- What to produce: Skip every picture and copy only the lines from the one containing "Transcribe the text in this document." to the final line of the records below.

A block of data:
* * * * *

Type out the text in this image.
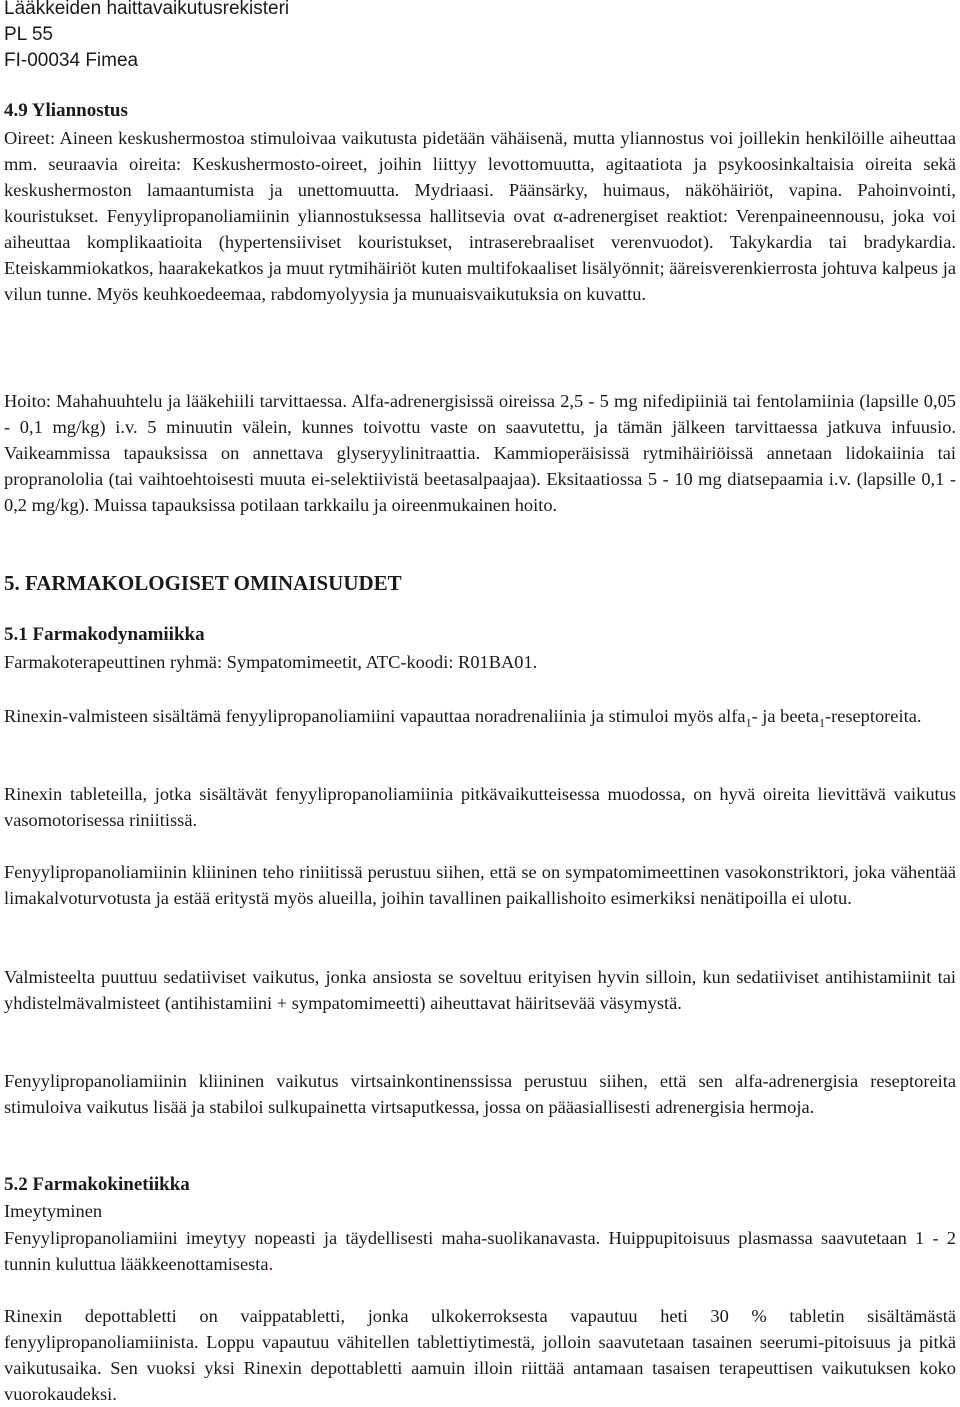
Lääkkeiden haittavaikutusrekisteri
PL 55
FI-00034 Fimea
4.9 Yliannostus
Oireet: Aineen keskushermostoa stimuloivaa vaikutusta pidetään vähäisenä, mutta yliannostus voi joillekin henkilöille aiheuttaa mm. seuraavia oireita: Keskushermosto-oireet, joihin liittyy levottomuutta, agitaatiota ja psykoosinkaltaisia oireita sekä keskushermoston lamaantumista ja unettomuutta. Mydriaasi. Päänsärky, huimaus, näköhäiriöt, vapina. Pahoinvointi, kouristukset. Fenyylipropanoliamiinin yliannostuksessa hallitsevia ovat α-adrenergiset reaktiot: Verenpaineennousu, joka voi aiheuttaa komplikaatioita (hypertensiiviset kouristukset, intraserebraaliset verenvuodot). Takykardia tai bradykardia. Eteiskammiokatkos, haarakekatkos ja muut rytmihäiriöt kuten multifokaaliset lisälyönnit; ääreisverenkierrosta johtuva kalpeus ja vilun tunne. Myös keuhkoedeemaa, rabdomyolyysia ja munuaisvaikutuksia on kuvattu.
Hoito: Mahahuuhtelu ja lääkehiili tarvittaessa. Alfa-adrenergisissä oireissa 2,5 - 5 mg nifedipiiniä tai fentolamiinia (lapsille 0,05 - 0,1 mg/kg) i.v. 5 minuutin välein, kunnes toivottu vaste on saavutettu, ja tämän jälkeen tarvittaessa jatkuva infuusio. Vaikeammissa tapauksissa on annettava glyseryylinitraattia. Kammioperäisissä rytmihäiriöissä annetaan lidokaiinia tai propranololia (tai vaihtoehtoisesti muuta ei-selektiivistä beetasalpaajaa). Eksitaatiossa 5 - 10 mg diatsepaamia i.v. (lapsille 0,1 - 0,2 mg/kg). Muissa tapauksissa potilaan tarkkailu ja oireenmukainen hoito.
5. FARMAKOLOGISET OMINAISUUDET
5.1 Farmakodynamiikka
Farmakoterapeuttinen ryhmä: Sympatomimeetit, ATC-koodi: R01BA01.
Rinexin-valmisteen sisältämä fenyylipropanoliamiini vapauttaa noradrenaliinia ja stimuloi myös alfa$_1$- ja beeta$_1$-reseptoreita.
Rinexin tableteilla, jotka sisältävät fenyylipropanoliamiinia pitkävaikutteisessa muodossa, on hyvä oireita lievittävä vaikutus vasomotorisessa riniitissä.
Fenyylipropanoliamiinin kliininen teho riniitissä perustuu siihen, että se on sympatomimeettinen vasokonstriktori, joka vähentää limakalvoturvotusta ja estää eritystä myös alueilla, joihin tavallinen paikallishoito esimerkiksi nenätipoilla ei ulotu.
Valmisteelta puuttuu sedatiiviset vaikutus, jonka ansiosta se soveltuu erityisen hyvin silloin, kun sedatiiviset antihistamiinit tai yhdistelmävalmisteet (antihistamiini + sympatomimeetti) aiheuttavat häiritsevää väsymystä.
Fenyylipropanoliamiinin kliininen vaikutus virtsainkontinenssissa perustuu siihen, että sen alfa-adrenergisia reseptoreita stimuloiva vaikutus lisää ja stabiloi sulkupainetta virtsaputkessa, jossa on pääasiallisesti adrenergisia hermoja.
5.2 Farmakokinetiikka
Imeytyminen
Fenyylipropanoliamiini imeytyy nopeasti ja täydellisesti maha-suolikanavasta. Huippupitoisuus plasmassa saavutetaan 1 - 2 tunnin kuluttua lääkkeenottamisesta.
Rinexin depottabletti on vaippatabletti, jonka ulkokerroksesta vapautuu heti 30 % tabletin sisältämästä fenyylipropanoliamiinista. Loppu vapautuu vähitellen tablettiytimestä, jolloin saavutetaan tasainen seerumi-pitoisuus ja pitkä vaikutusaika. Sen vuoksi yksi Rinexin depottabletti aamuin illoin riittää antamaan tasaisen terapeuttisen vaikutuksen koko vuorokaudeksi.
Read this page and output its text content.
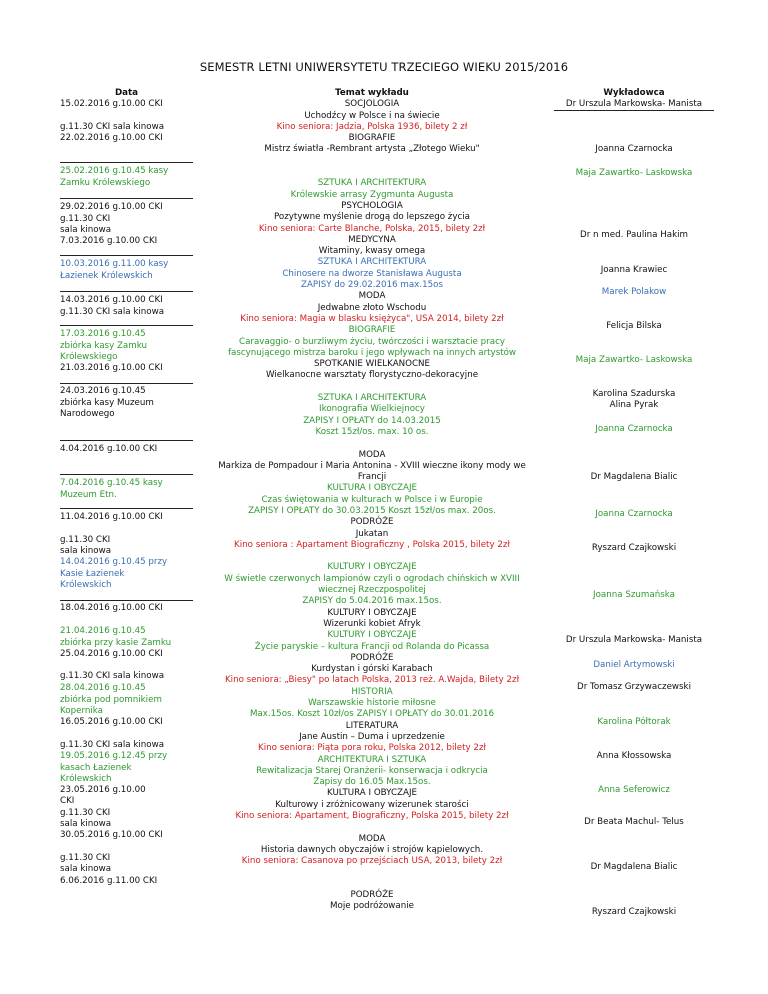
SEMESTR LETNI UNIWERSYTETU TRZECIEGO WIEKU 2015/2016
Data
15.02.2016 g.10.00 CKI

g.11.30 CKI sala kinowa
22.02.2016 g.10.00 CKI
25.02.2016 g.10.45 kasy
Zamku Królewskiego
29.02.2016 g.10.00 CKI
g.11.30 CKI
sala kinowa
7.03.2016 g.10.00 CKI
10.03.2016 g.11.00 kasy
Łazienek Królewskich
14.03.2016 g.10.00 CKI
g.11.30 CKI sala kinowa
17.03.2016 g.10.45
zbiórka kasy Zamku
Królewskiego
21.03.2016 g.10.00 CKI
24.03.2016 g.10.45
zbiórka kasy Muzeum
Narodowego
4.04.2016 g.10.00 CKI
7.04.2016 g.10.45 kasy
Muzeum Etn.
11.04.2016 g.10.00 CKI

g.11.30 CKI
sala kinowa
14.04.2016 g.10.45 przy
Kasie Łazienek
Królewskich
18.04.2016 g.10.00 CKI
21.04.2016 g.10.45
zbiórka przy kasie Zamku
25.04.2016 g.10.00 CKI

g.11.30 CKI sala kinowa
28.04.2016 g.10.45
zbiórka pod pomnikiem
Kopernika
16.05.2016 g.10.00 CKI

g.11.30 CKI sala kinowa
19.05.2016 g.12.45 przy
kasach Łazienek
Królewskich
23.05.2016 g.10.00
CKI
g.11.30 CKI
sala kinowa
30.05.2016 g.10.00 CKI

g.11.30 CKI
sala kinowa
6.06.2016 g.11.00 CKI
Temat wykładu
SOCJOLOGIA
Uchodźcy w Polsce i na świecie
Kino seniora: Jadzia, Polska 1936, bilety 2 zł
BIOGRAFIE
Mistrz światła -Rembrant artysta „Złotego Wieku"

SZTUKA I ARCHITEKTURA
Królewskie arrasy Zygmunta Augusta
PSYCHOLOGIA
Pozytywne myślenie drogą do lepszego życia
Kino seniora: Carte Blanche, Polska, 2015, bilety 2zł
MEDYCYNA
Witaminy, kwasy omega
SZTUKA I ARCHITEKTURA
Chinosere na dworze Stanisława Augusta
ZAPISY do 29.02.2016 max.15os
MODA
Jedwabne złoto Wschodu
Kino seniora: Magia w blasku księżyca", USA 2014, bilety 2zł
BIOGRAFIE
Caravaggio- o burzliwym życiu, twórczości i warsztacie pracy
fascynującego mistrza baroku i jego wpływach na innych artystów
SPOTKANIE WIELKANOCNE
Wielkanocne warsztaty florystyczno-dekoracyjne

SZTUKA I ARCHITEKTURA
Ikonografia Wielkiejnocy
ZAPISY I OPŁATY do 14.03.2015
Koszt 15zł/os. max. 10 os.

MODA
Markiza de Pompadour i Maria Antonina - XVIII wieczne ikony mody we
Francji
KULTURA I OBYCZAJE
Czas świętowania w kulturach w Polsce i w Europie
ZAPISY I OPŁATY do 30.03.2015 Koszt 15zł/os max. 20os.
PODRÓŻE
Jukatan
Kino seniora : Apartament Biograficzny , Polska 2015, bilety 2zł

KULTURY I OBYCZAJE
W świetle czerwonych lampionów czyli o ogrodach chińskich w XVIII
wiecznej Rzeczpospolitej
ZAPISY do 5.04.2016 max.15os.
KULTURY I OBYCZAJE
Wizerunki kobiet Afryk
KULTURY I OBYCZAJE
Życie paryskie – kultura Francji od Rolanda do Picassa
PODRÓŻE
Kurdystan i górski Karabach
Kino seniora: „Biesy" po latach Polska, 2013 reż. A.Wajda, Bilety 2zł
HISTORIA
Warszawskie historie miłosne
Max.15os. Koszt 10zł/os ZAPISY I OPŁATY do 30.01.2016
LITERATURA
Jane Austin – Duma i uprzedzenie
Kino seniora: Piąta pora roku, Polska 2012, bilety 2zł
ARCHITEKTURA I SZTUKA
Rewitalizacja Starej Oranżerii- konserwacja i odkrycia
Zapisy do 16.05 Max.15os.
KULTURA I OBYCZAJE
Kulturowy i zróżnicowany wizerunek starości
Kino seniora: Apartament, Biograficzny, Polska 2015, bilety 2zł

MODA
Historia dawnych obyczajów i strojów kąpielowych.
Kino seniora: Casanova po przejściach USA, 2013, bilety 2zł

PODRÓŻE
Moje podróżowanie
Wykładowca
Dr Urszula Markowska- Manista
Joanna Czarnocka
Maja Zawartko- Laskowska
Dr n med. Paulina Hakim
Joanna Krawiec
Marek Polakow
Felicja Bilska
Maja Zawartko- Laskowska
Karolina Szadurska
Alina Pyrak
Joanna Czarnocka
Dr Magdalena Bialic
Joanna Czarnocka
Ryszard Czajkowski
Joanna Szumańska
Dr Urszula Markowska- Manista
Daniel Artymowski
Dr Tomasz Grzywaczewski
Karolina Półtorak
Anna Kłossowska
Anna Seferowicz
Dr Beata Machul- Telus
Dr Magdalena Bialic
Ryszard Czajkowski
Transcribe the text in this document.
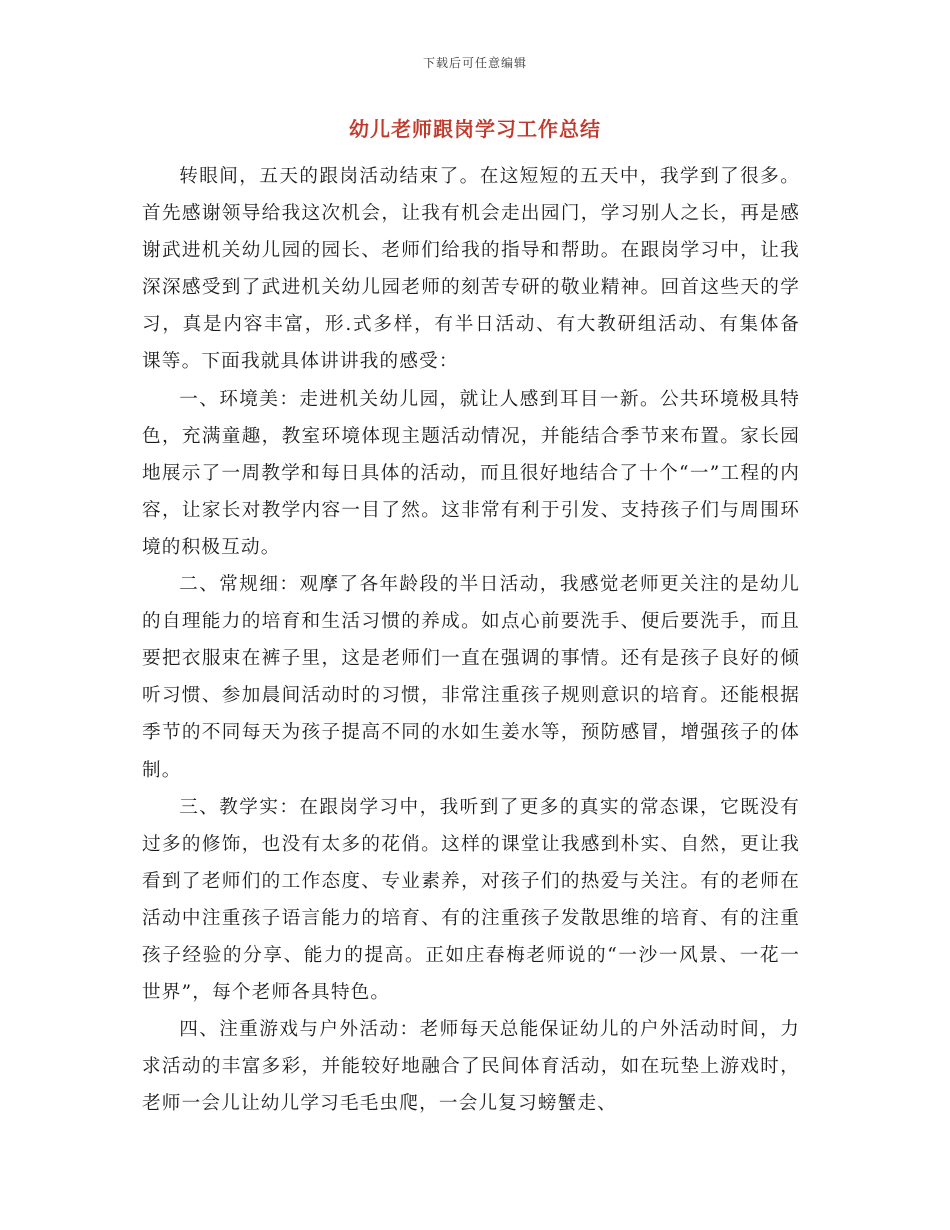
下载后可任意编辑
幼儿老师跟岗学习工作总结

转眼间，五天的跟岗活动结束了。在这短短的五天中，我学到了很多。首先感谢领导给我这次机会，让我有机会走出园门，学习别人之长，再是感谢武进机关幼儿园的园长、老师们给我的指导和帮助。在跟岗学习中，让我深深感受到了武进机关幼儿园老师的刻苦专研的敬业精神。回首这些天的学习，真是内容丰富，形.式多样，有半日活动、有大教研组活动、有集体备课等。下面我就具体讲讲我的感受：

一、环境美：走进机关幼儿园，就让人感到耳目一新。公共环境极具特色，充满童趣，教室环境体现主题活动情况，并能结合季节来布置。家长园地展示了一周教学和每日具体的活动，而且很好地结合了十个“一”工程的内容，让家长对教学内容一目了然。这非常有利于引发、支持孩子们与周围环境的积极互动。

二、常规细：观摩了各年龄段的半日活动，我感觉老师更关注的是幼儿的自理能力的培育和生活习惯的养成。如点心前要洗手、便后要洗手，而且要把衣服束在裤子里，这是老师们一直在强调的事情。还有是孩子良好的倾听习惯、参加晨间活动时的习惯，非常注重孩子规则意识的培育。还能根据季节的不同每天为孩子提高不同的水如生姜水等，预防感冒，增强孩子的体制。

三、教学实：在跟岗学习中，我听到了更多的真实的常态课，它既没有过多的修饰，也没有太多的花俏。这样的课堂让我感到朴实、自然，更让我看到了老师们的工作态度、专业素养，对孩子们的热爱与关注。有的老师在活动中注重孩子语言能力的培育、有的注重孩子发散思维的培育、有的注重孩子经验的分享、能力的提高。正如庄春梅老师说的“一沙一风景、一花一世界”，每个老师各具特色。

四、注重游戏与户外活动：老师每天总能保证幼儿的户外活动时间，力求活动的丰富多彩，并能较好地融合了民间体育活动，如在玩垫上游戏时，老师一会儿让幼儿学习毛毛虫爬，一会儿复习螃蟹走、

* * * * *

- Result:
Transcribe the text in this document.
下载后可任意编辑
幼儿老师跟岗学习工作总结

转眼间，五天的跟岗活动结束了。在这短短的五天中，我学到了很多。首先感谢领导给我这次机会，让我有机会走出园门，学习别人之长，再是感谢武进机关幼儿园的园长、老师们给我的指导和帮助。在跟岗学习中，让我深深感受到了武进机关幼儿园老师的刻苦专研的敬业精神。回首这些天的学习，真是内容丰富，形.式多样，有半日活动、有大教研组活动、有集体备课等。下面我就具体讲讲我的感受：

一、环境美：走进机关幼儿园，就让人感到耳目一新。公共环境极具特色，充满童趣，教室环境体现主题活动情况，并能结合季节来布置。家长园地展示了一周教学和每日具体的活动，而且很好地结合了十个“一”工程的内容，让家长对教学内容一目了然。这非常有利于引发、支持孩子们与周围环境的积极互动。

二、常规细：观摩了各年龄段的半日活动，我感觉老师更关注的是幼儿的自理能力的培育和生活习惯的养成。如点心前要洗手、便后要洗手，而且要把衣服束在裤子里，这是老师们一直在强调的事情。还有是孩子良好的倾听习惯、参加晨间活动时的习惯，非常注重孩子规则意识的培育。还能根据季节的不同每天为孩子提高不同的水如生姜水等，预防感冒，增强孩子的体制。

三、教学实：在跟岗学习中，我听到了更多的真实的常态课，它既没有过多的修饰，也没有太多的花俏。这样的课堂让我感到朴实、自然，更让我看到了老师们的工作态度、专业素养，对孩子们的热爱与关注。有的老师在活动中注重孩子语言能力的培育、有的注重孩子发散思维的培育、有的注重孩子经验的分享、能力的提高。正如庄春梅老师说的“一沙一风景、一花一世界”，每个老师各具特色。

四、注重游戏与户外活动：老师每天总能保证幼儿的户外活动时间，力求活动的丰富多彩，并能较好地融合了民间体育活动，如在玩垫上游戏时，老师一会儿让幼儿学习毛毛虫爬，一会儿复习螃蟹走、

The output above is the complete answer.